** Written problem **
Every line of the material is to be repeated exactly as it stands.

Begin Records to use

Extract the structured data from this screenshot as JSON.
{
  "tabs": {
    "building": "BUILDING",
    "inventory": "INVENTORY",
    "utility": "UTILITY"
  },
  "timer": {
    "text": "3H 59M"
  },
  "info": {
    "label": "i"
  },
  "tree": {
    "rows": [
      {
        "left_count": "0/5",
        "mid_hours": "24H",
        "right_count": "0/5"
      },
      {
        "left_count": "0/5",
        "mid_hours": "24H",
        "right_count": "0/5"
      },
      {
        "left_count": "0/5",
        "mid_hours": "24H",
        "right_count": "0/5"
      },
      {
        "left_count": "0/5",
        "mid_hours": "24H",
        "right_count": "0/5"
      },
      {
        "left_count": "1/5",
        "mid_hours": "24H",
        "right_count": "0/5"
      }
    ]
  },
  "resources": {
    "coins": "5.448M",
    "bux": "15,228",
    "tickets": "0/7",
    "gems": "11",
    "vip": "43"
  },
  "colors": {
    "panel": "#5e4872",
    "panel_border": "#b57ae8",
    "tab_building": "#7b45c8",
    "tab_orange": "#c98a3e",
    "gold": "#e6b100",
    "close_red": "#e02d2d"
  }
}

End Records to use

** Solution to the exercise **
Extract the structured data from this screenshot as JSON.
{
  "tabs": {
    "building": "BUILDING",
    "inventory": "INVENTORY",
    "utility": "UTILITY"
  },
  "timer": {
    "text": "3H 59M"
  },
  "info": {
    "label": "i"
  },
  "tree": {
    "rows": [
      {
        "left_count": "0/5",
        "mid_hours": "24H",
        "right_count": "0/5"
      },
      {
        "left_count": "0/5",
        "mid_hours": "24H",
        "right_count": "0/5"
      },
      {
        "left_count": "0/5",
        "mid_hours": "24H",
        "right_count": "0/5"
      },
      {
        "left_count": "0/5",
        "mid_hours": "24H",
        "right_count": "0/5"
      },
      {
        "left_count": "1/5",
        "mid_hours": "24H",
        "right_count": "0/5"
      }
    ]
  },
  "resources": {
    "coins": "5.448M",
    "bux": "15,228",
    "tickets": "0/7",
    "gems": "11",
    "vip": "43"
  },
  "colors": {
    "panel": "#5e4872",
    "panel_border": "#b57ae8",
    "tab_building": "#7b45c8",
    "tab_orange": "#c98a3e",
    "gold": "#e6b100",
    "close_red": "#e02d2d"
  }
}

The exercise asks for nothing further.